Stated exercise
Please extract every one of the lines below and reproduce each of them word for word, with nothing changed.

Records
******************************
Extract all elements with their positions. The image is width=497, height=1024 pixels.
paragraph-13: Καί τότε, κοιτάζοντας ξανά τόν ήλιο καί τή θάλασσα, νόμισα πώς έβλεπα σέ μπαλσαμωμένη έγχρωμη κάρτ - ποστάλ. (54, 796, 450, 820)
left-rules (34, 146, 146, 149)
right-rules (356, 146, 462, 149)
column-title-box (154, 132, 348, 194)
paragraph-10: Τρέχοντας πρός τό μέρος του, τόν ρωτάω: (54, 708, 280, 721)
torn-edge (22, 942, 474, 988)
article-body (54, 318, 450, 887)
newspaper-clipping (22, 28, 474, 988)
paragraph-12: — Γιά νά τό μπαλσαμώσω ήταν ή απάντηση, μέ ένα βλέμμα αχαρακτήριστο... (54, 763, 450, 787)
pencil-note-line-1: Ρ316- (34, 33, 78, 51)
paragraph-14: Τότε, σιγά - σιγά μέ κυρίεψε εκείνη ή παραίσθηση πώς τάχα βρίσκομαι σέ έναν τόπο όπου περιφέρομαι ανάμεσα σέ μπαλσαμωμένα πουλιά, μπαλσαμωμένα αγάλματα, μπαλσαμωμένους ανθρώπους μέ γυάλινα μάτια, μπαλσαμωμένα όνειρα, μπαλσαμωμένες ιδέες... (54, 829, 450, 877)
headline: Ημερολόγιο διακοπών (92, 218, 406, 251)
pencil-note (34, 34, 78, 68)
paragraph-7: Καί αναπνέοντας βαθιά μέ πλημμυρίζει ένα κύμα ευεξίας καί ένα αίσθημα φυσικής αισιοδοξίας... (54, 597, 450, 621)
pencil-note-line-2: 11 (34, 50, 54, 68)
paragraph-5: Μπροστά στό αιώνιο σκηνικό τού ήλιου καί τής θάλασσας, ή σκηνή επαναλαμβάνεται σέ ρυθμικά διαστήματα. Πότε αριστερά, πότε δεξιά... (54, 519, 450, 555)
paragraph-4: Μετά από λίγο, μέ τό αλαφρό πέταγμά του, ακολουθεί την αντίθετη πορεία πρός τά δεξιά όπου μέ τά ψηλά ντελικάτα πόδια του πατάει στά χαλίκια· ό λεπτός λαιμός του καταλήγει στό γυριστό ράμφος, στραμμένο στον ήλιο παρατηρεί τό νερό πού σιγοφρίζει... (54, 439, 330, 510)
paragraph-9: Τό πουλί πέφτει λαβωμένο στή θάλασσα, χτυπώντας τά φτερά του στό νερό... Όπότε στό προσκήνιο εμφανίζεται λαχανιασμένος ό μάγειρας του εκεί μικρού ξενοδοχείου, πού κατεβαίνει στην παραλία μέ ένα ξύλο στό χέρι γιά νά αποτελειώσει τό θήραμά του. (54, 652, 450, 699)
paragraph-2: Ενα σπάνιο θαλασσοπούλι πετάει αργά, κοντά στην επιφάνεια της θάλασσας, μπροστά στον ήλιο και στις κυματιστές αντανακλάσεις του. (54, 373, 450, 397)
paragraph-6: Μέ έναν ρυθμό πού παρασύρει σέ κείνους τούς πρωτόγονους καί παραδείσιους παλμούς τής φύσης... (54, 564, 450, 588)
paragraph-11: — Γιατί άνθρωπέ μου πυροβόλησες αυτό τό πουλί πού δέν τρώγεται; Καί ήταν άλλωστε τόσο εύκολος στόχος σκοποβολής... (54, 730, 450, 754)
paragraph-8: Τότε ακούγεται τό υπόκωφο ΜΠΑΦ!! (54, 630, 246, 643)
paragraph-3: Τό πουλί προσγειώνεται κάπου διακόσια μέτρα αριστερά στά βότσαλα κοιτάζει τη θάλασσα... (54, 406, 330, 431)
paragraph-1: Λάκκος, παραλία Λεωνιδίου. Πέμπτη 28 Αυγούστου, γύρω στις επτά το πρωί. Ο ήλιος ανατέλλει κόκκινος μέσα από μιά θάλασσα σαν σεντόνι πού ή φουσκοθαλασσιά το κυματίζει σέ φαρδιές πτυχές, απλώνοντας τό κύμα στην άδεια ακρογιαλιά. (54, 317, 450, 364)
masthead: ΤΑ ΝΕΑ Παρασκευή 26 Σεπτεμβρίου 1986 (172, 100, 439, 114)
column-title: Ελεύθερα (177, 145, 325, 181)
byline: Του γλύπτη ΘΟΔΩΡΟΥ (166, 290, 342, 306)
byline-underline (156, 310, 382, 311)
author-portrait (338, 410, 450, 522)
******************************
Correct answer
Extract all elements with their positions. The image is width=497, height=1024 pixels.
paragraph-13: Καί τότε, κοιτάζοντας ξανά τόν ήλιο καί τή θάλασσα, νόμισα πώς έβλεπα σέ μπαλσαμωμένη έγχρωμη κάρτ - ποστάλ. (54, 796, 450, 820)
left-rules (34, 146, 146, 149)
right-rules (356, 146, 462, 149)
column-title-box (154, 132, 348, 194)
paragraph-10: Τρέχοντας πρός τό μέρος του, τόν ρωτάω: (54, 708, 280, 721)
torn-edge (22, 942, 474, 988)
article-body (54, 318, 450, 887)
newspaper-clipping (22, 28, 474, 988)
paragraph-12: — Γιά νά τό μπαλσαμώσω ήταν ή απάντηση, μέ ένα βλέμμα αχαρακτήριστο... (54, 763, 450, 787)
pencil-note-line-1: Ρ316- (34, 33, 78, 51)
paragraph-14: Τότε, σιγά - σιγά μέ κυρίεψε εκείνη ή παραίσθηση πώς τάχα βρίσκομαι σέ έναν τόπο όπου περιφέρομαι ανάμεσα σέ μπαλσαμωμένα πουλιά, μπαλσαμωμένα αγάλματα, μπαλσαμωμένους ανθρώπους μέ γυάλινα μάτια, μπαλσαμωμένα όνειρα, μπαλσαμωμένες ιδέες... (54, 829, 450, 877)
headline: Ημερολόγιο διακοπών (92, 218, 406, 251)
pencil-note (34, 34, 78, 68)
paragraph-7: Καί αναπνέοντας βαθιά μέ πλημμυρίζει ένα κύμα ευεξίας καί ένα αίσθημα φυσικής αισιοδοξίας... (54, 597, 450, 621)
pencil-note-line-2: 11 (34, 50, 54, 68)
paragraph-5: Μπροστά στό αιώνιο σκηνικό τού ήλιου καί τής θάλασσας, ή σκηνή επαναλαμβάνεται σέ ρυθμικά διαστήματα. Πότε αριστερά, πότε δεξιά... (54, 519, 450, 555)
paragraph-4: Μετά από λίγο, μέ τό αλαφρό πέταγμά του, ακολουθεί την αντίθετη πορεία πρός τά δεξιά όπου μέ τά ψηλά ντελικάτα πόδια του πατάει στά χαλίκια· ό λεπτός λαιμός του καταλήγει στό γυριστό ράμφος, στραμμένο στον ήλιο παρατηρεί τό νερό πού σιγοφρίζει... (54, 439, 330, 510)
paragraph-9: Τό πουλί πέφτει λαβωμένο στή θάλασσα, χτυπώντας τά φτερά του στό νερό... Όπότε στό προσκήνιο εμφανίζεται λαχανιασμένος ό μάγειρας του εκεί μικρού ξενοδοχείου, πού κατεβαίνει στην παραλία μέ ένα ξύλο στό χέρι γιά νά αποτελειώσει τό θήραμά του. (54, 652, 450, 699)
paragraph-2: Ενα σπάνιο θαλασσοπούλι πετάει αργά, κοντά στην επιφάνεια της θάλασσας, μπροστά στον ήλιο και στις κυματιστές αντανακλάσεις του. (54, 373, 450, 397)
paragraph-6: Μέ έναν ρυθμό πού παρασύρει σέ κείνους τούς πρωτόγονους καί παραδείσιους παλμούς τής φύσης... (54, 564, 450, 588)
paragraph-11: — Γιατί άνθρωπέ μου πυροβόλησες αυτό τό πουλί πού δέν τρώγεται; Καί ήταν άλλωστε τόσο εύκολος στόχος σκοποβολής... (54, 730, 450, 754)
paragraph-8: Τότε ακούγεται τό υπόκωφο ΜΠΑΦ!! (54, 630, 246, 643)
paragraph-3: Τό πουλί προσγειώνεται κάπου διακόσια μέτρα αριστερά στά βότσαλα κοιτάζει τη θάλασσα... (54, 406, 330, 431)
paragraph-1: Λάκκος, παραλία Λεωνιδίου. Πέμπτη 28 Αυγούστου, γύρω στις επτά το πρωί. Ο ήλιος ανατέλλει κόκκινος μέσα από μιά θάλασσα σαν σεντόνι πού ή φουσκοθαλασσιά το κυματίζει σέ φαρδιές πτυχές, απλώνοντας τό κύμα στην άδεια ακρογιαλιά. (54, 317, 450, 364)
masthead: ΤΑ ΝΕΑ Παρασκευή 26 Σεπτεμβρίου 1986 (172, 100, 439, 114)
column-title: Ελεύθερα (177, 145, 325, 181)
byline: Του γλύπτη ΘΟΔΩΡΟΥ (166, 290, 342, 306)
byline-underline (156, 310, 382, 311)
author-portrait (338, 410, 450, 522)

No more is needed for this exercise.